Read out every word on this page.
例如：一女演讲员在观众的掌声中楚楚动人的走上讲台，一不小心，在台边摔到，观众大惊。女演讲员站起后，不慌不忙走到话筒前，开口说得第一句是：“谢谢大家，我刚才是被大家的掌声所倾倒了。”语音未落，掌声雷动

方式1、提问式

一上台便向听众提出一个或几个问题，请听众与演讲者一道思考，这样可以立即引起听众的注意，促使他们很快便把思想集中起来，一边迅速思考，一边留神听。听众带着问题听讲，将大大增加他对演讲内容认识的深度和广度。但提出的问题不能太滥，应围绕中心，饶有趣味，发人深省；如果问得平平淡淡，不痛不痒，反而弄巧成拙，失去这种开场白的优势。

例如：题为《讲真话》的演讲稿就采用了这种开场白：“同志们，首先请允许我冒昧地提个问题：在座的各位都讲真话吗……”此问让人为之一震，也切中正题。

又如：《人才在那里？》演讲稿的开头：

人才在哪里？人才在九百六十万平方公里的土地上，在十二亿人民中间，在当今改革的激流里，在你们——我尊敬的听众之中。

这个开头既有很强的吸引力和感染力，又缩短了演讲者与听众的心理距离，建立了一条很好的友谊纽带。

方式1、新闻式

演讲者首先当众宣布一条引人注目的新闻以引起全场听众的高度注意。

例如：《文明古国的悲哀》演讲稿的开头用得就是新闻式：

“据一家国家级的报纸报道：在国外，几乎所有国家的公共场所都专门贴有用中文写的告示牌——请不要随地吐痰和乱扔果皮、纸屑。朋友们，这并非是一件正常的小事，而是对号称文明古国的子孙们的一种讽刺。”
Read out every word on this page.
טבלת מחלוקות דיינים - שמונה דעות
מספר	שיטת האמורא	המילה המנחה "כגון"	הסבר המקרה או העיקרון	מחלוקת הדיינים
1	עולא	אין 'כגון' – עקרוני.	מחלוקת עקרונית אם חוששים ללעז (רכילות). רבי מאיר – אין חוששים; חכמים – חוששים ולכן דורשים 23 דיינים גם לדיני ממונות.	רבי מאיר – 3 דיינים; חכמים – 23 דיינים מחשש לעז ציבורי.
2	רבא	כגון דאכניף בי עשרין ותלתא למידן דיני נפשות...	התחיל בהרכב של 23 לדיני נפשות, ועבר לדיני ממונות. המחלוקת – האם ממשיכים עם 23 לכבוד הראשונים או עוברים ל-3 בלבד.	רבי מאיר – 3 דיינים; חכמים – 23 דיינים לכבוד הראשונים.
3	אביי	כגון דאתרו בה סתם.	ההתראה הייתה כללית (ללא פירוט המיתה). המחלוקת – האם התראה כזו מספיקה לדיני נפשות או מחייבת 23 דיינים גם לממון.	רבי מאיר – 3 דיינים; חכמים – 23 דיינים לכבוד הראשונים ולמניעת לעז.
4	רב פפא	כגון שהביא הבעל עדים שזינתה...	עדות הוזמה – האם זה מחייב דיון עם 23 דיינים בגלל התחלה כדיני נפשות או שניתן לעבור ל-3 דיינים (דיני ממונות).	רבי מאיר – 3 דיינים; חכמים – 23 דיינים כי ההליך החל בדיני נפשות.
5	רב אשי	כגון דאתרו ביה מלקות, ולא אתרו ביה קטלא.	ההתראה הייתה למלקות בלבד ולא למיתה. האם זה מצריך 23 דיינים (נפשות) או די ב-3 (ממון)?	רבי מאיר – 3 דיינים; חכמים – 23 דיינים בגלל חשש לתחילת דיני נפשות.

▸ WHAT YOU SHOULD DO:
Scan the lines above for "ממונות", then copy every one that has it.

▸ RESULT FOR THIS TASK:
1	עולא	אין 'כגון' – עקרוני.	מחלוקת עקרונית אם חוששים ללעז (רכילות). רבי מאיר – אין חוששים; חכמים – חוששים ולכן דורשים 23 דיינים גם לדיני ממונות.	רבי מאיר – 3 דיינים; חכמים – 23 דיינים מחשש לעז ציבורי.
2	רבא	כגון דאכניף בי עשרין ותלתא למידן דיני נפשות...	התחיל בהרכב של 23 לדיני נפשות, ועבר לדיני ממונות. המחלוקת – האם ממשיכים עם 23 לכבוד הראשונים או עוברים ל-3 בלבד.	רבי מאיר – 3 דיינים; חכמים – 23 דיינים לכבוד הראשונים.
4	רב פפא	כגון שהביא הבעל עדים שזינתה...	עדות הוזמה – האם זה מחייב דיון עם 23 דיינים בגלל התחלה כדיני נפשות או שניתן לעבור ל-3 דיינים (דיני ממונות).	רבי מאיר – 3 דיינים; חכמים – 23 דיינים כי ההליך החל בדיני נפשות.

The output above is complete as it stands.